Locate all lines with the word "from" and copy them out.

▬▬▬▬▬▬

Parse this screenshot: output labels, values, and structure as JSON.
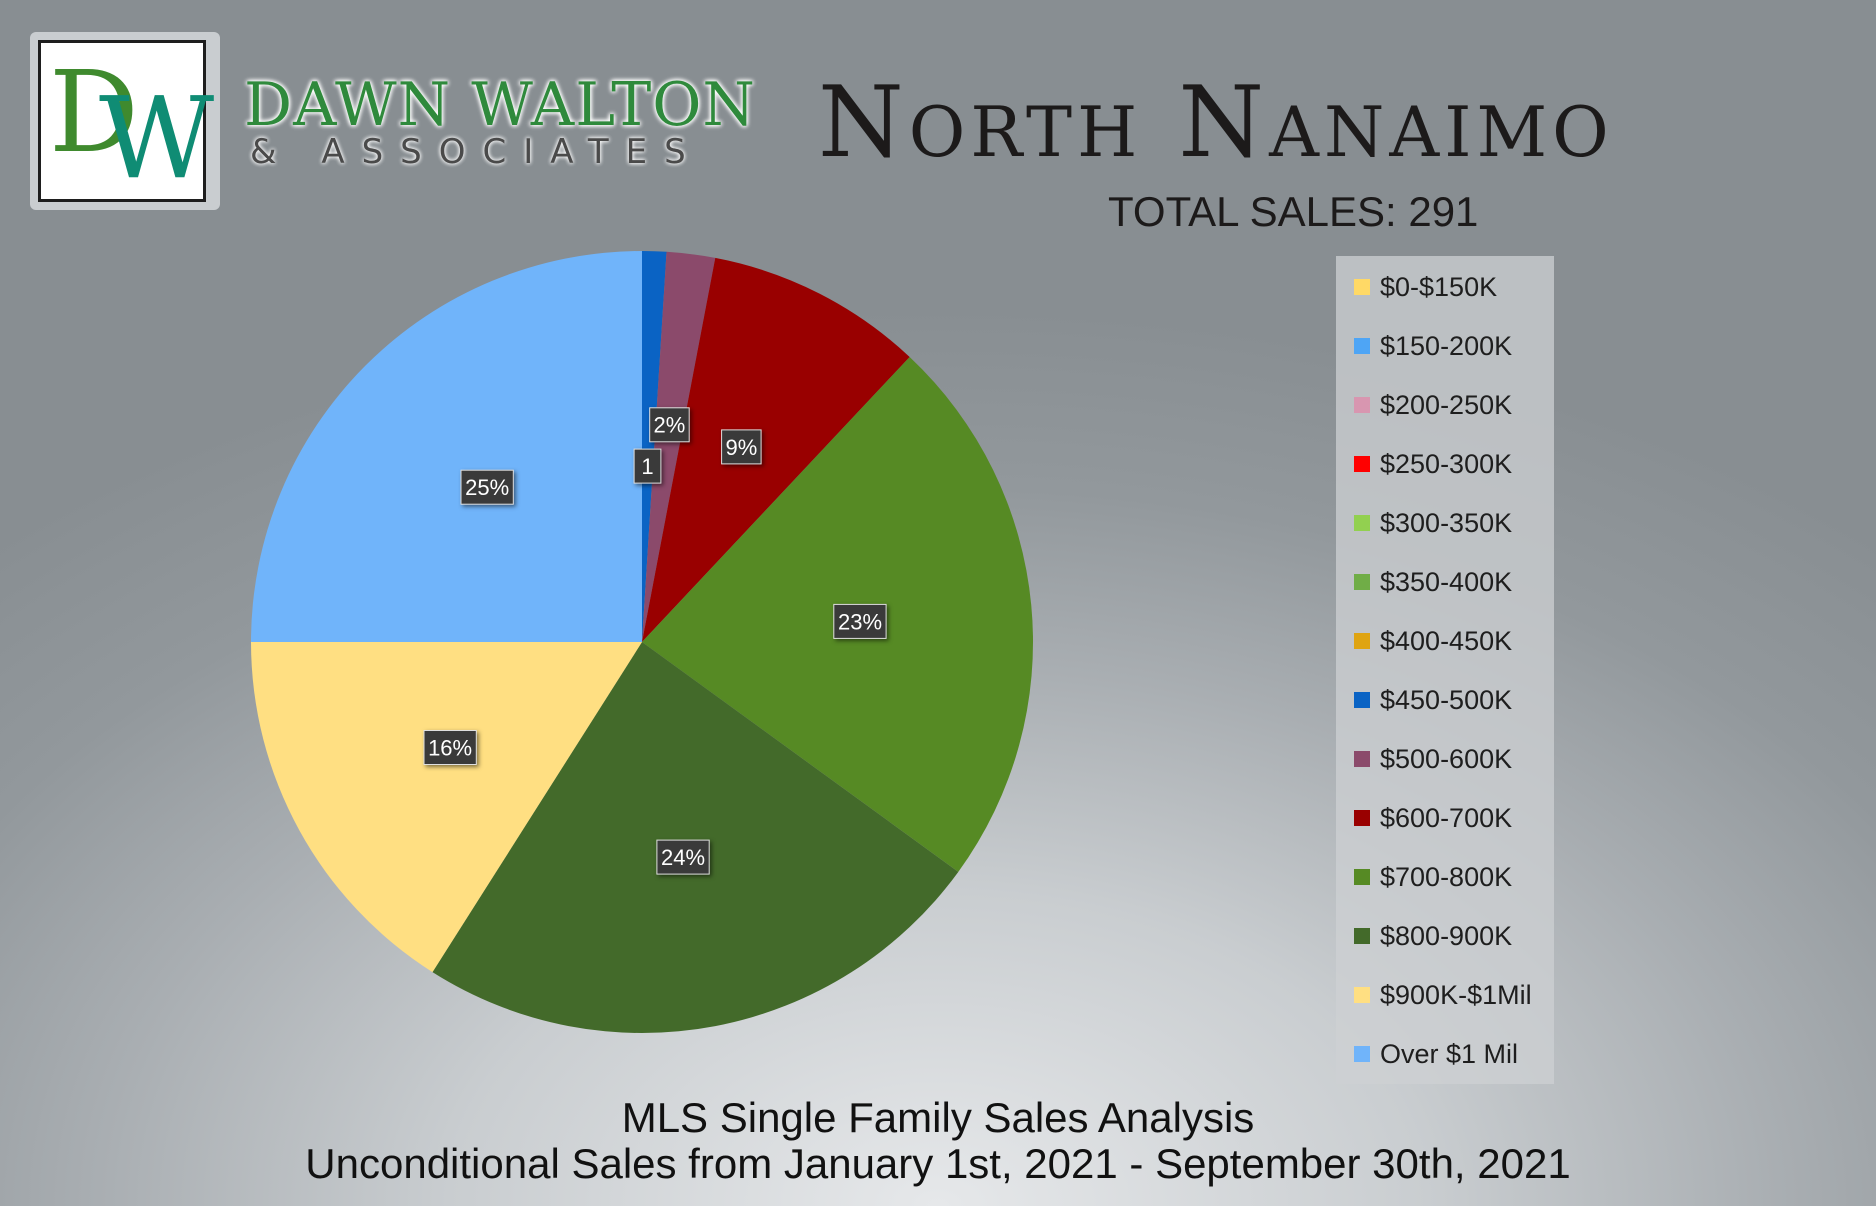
{
  "brand": {
    "logo_d": "D",
    "logo_w": "W",
    "name": "DAWN WALTON",
    "sub": "& ASSOCIATES",
    "colors": {
      "green": "#3f8a2e",
      "teal": "#0f8c74"
    }
  },
  "header": {
    "title": "North Nanaimo",
    "total_sales": "TOTAL SALES: 291"
  },
  "footer": {
    "line1": "MLS Single Family Sales Analysis",
    "line2": "Unconditional Sales from January 1st, 2021 - September 30th, 2021"
  },
  "chart_data": {
    "type": "pie",
    "title": "",
    "legend_position": "right",
    "categories": [
      "$0-$150K",
      "$150-200K",
      "$200-250K",
      "$250-300K",
      "$300-350K",
      "$350-400K",
      "$400-450K",
      "$450-500K",
      "$500-600K",
      "$600-700K",
      "$700-800K",
      "$800-900K",
      "$900K-$1Mil",
      "Over $1 Mil"
    ],
    "values": [
      0,
      0,
      0,
      0,
      0,
      0,
      0,
      1,
      2,
      9,
      23,
      24,
      16,
      25
    ],
    "data_labels": [
      "",
      "",
      "",
      "",
      "",
      "",
      "",
      "1",
      "2%",
      "9%",
      "23%",
      "24%",
      "16%",
      "25%"
    ],
    "colors": [
      "#ffd966",
      "#4ea5f5",
      "#d896b0",
      "#ff0000",
      "#92d050",
      "#70ad47",
      "#dfa412",
      "#0a63c4",
      "#8b4a6b",
      "#990000",
      "#568a24",
      "#436a2a",
      "#ffdf82",
      "#70b4fa"
    ]
  }
}
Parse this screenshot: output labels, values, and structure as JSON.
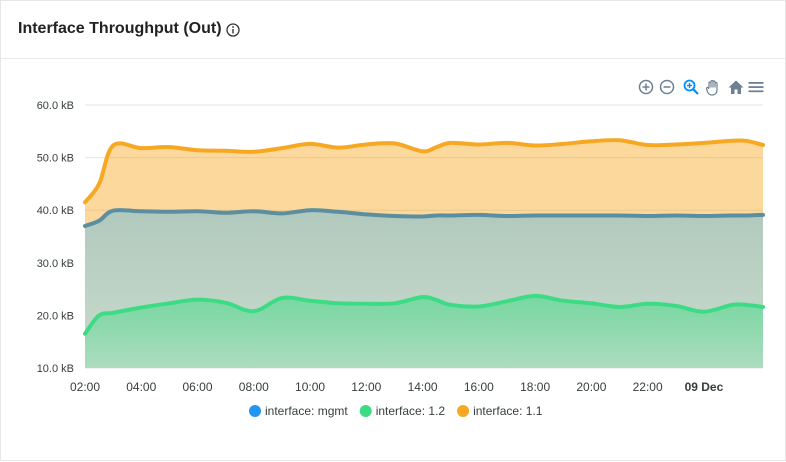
{
  "panel": {
    "title": "Interface Throughput (Out)"
  },
  "toolbar": {
    "icons": [
      "zoom-in-icon",
      "zoom-out-icon",
      "zoom-selection-icon",
      "pan-icon",
      "reset-home-icon",
      "menu-icon"
    ]
  },
  "colors": {
    "mgmt": "#2196f3",
    "if12": "#3ddc84",
    "if11": "#f7a823",
    "mgmt_line": "#5b8fa0"
  },
  "chart_data": {
    "type": "area",
    "title": "",
    "xlabel": "",
    "ylabel": "",
    "ylim": [
      10,
      60
    ],
    "y_ticks": [
      10,
      20,
      30,
      40,
      50,
      60
    ],
    "y_tick_labels": [
      "10.0 kB",
      "20.0 kB",
      "30.0 kB",
      "40.0 kB",
      "50.0 kB",
      "60.0 kB"
    ],
    "x_tick_labels": [
      "02:00",
      "04:00",
      "06:00",
      "08:00",
      "10:00",
      "12:00",
      "14:00",
      "16:00",
      "18:00",
      "20:00",
      "22:00",
      "09 Dec"
    ],
    "x_tick_hours": [
      0,
      2,
      4,
      6,
      8,
      10,
      12,
      14,
      16,
      18,
      20,
      22
    ],
    "x_range_hours": [
      0,
      24.1
    ],
    "x": [
      0,
      0.5,
      1,
      2,
      3,
      4,
      5,
      6,
      7,
      8,
      9,
      10,
      11,
      12,
      12.5,
      13,
      14,
      15,
      16,
      17,
      18,
      19,
      20,
      21,
      22,
      23,
      23.5,
      24.1
    ],
    "legend_position": "bottom",
    "grid": true,
    "series": [
      {
        "name": "interface: mgmt",
        "values": [
          37,
          38,
          39.9,
          39.8,
          39.7,
          39.8,
          39.5,
          39.8,
          39.4,
          40,
          39.7,
          39.2,
          38.9,
          38.8,
          39,
          39,
          39.1,
          38.9,
          39,
          39,
          39,
          39,
          38.9,
          39,
          38.9,
          39,
          39,
          39.1
        ]
      },
      {
        "name": "interface: 1.2",
        "values": [
          16.5,
          20,
          20.5,
          21.5,
          22.3,
          23,
          22.4,
          20.8,
          23.3,
          22.8,
          22.3,
          22.2,
          22.3,
          23.5,
          22.9,
          22,
          21.7,
          22.7,
          23.7,
          22.8,
          22.3,
          21.6,
          22.2,
          21.8,
          20.7,
          22,
          22,
          21.6
        ]
      },
      {
        "name": "interface: 1.1",
        "values": [
          41.5,
          45,
          52.3,
          51.8,
          52,
          51.4,
          51.3,
          51.1,
          51.8,
          52.6,
          51.9,
          52.5,
          52.7,
          51.2,
          52,
          52.8,
          52.5,
          52.8,
          52.3,
          52.6,
          53.1,
          53.3,
          52.4,
          52.5,
          52.8,
          53.2,
          53.2,
          52.4
        ]
      }
    ]
  }
}
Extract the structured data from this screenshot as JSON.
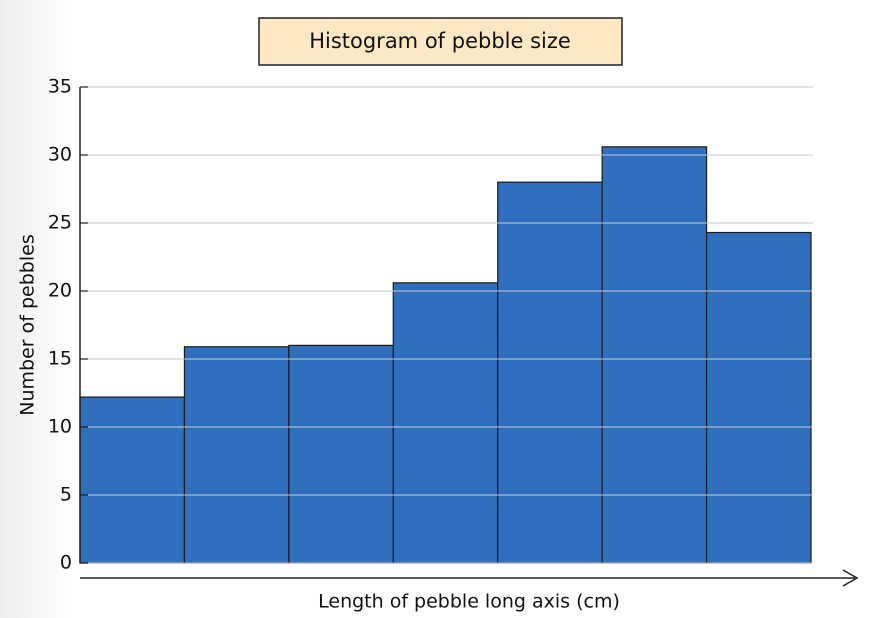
{
  "chart_data": {
    "type": "histogram",
    "title": "Histogram of pebble size",
    "x_label": "Length of pebble long axis (cm)",
    "y_label": "Number of pebbles",
    "categories": [
      null,
      null,
      null,
      null,
      null,
      null,
      null
    ],
    "values": [
      12.2,
      15.9,
      16,
      20.6,
      28,
      30.6,
      24.3
    ],
    "color": "#2f6fbe",
    "ylim": [
      0,
      35
    ],
    "yticks": [
      0,
      5,
      10,
      15,
      20,
      25,
      30,
      35
    ],
    "grid": true
  }
}
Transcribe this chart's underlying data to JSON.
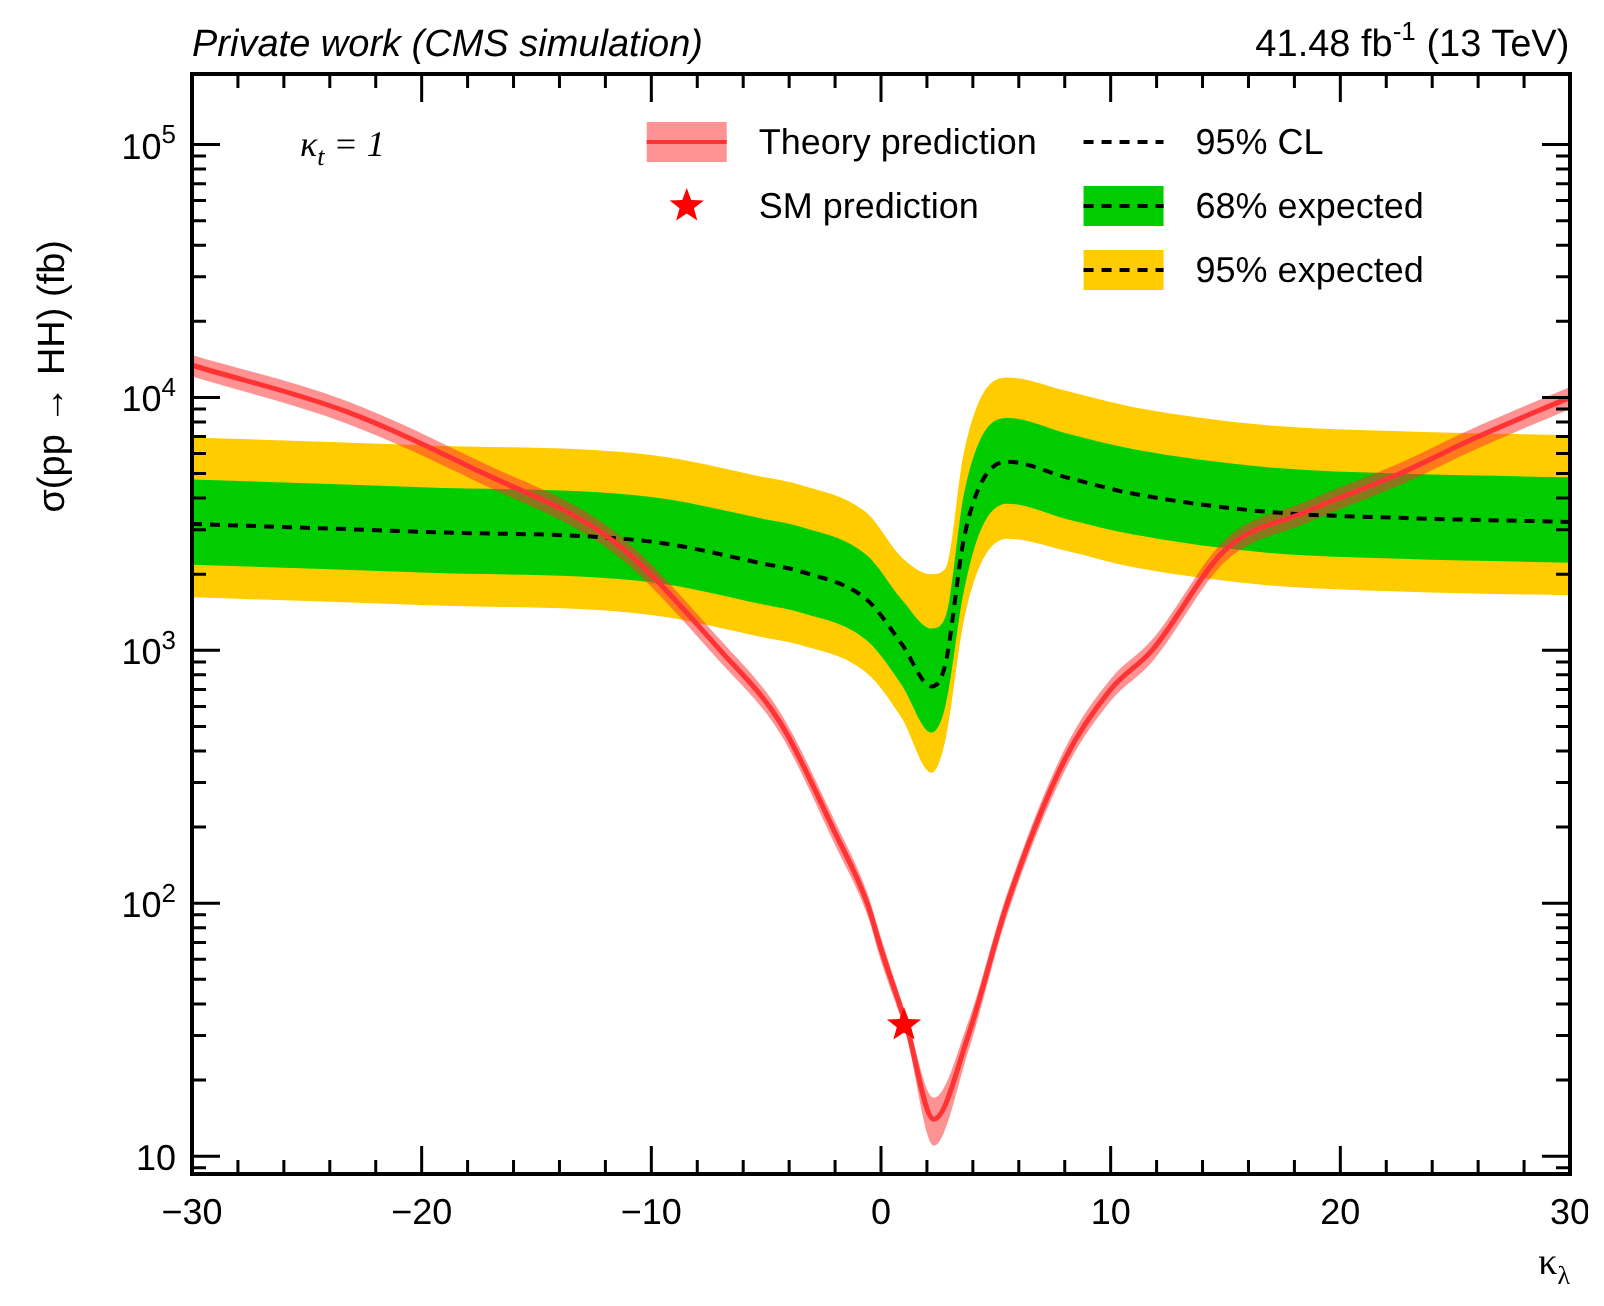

▬▬▬▬▬▬

● RESPONSE TO THE EXERCISE:
    "line2": "Unconditional Sales from January 1st, 2021 - September 30th, 2021"
Extract the structured data from this screenshot as JSON.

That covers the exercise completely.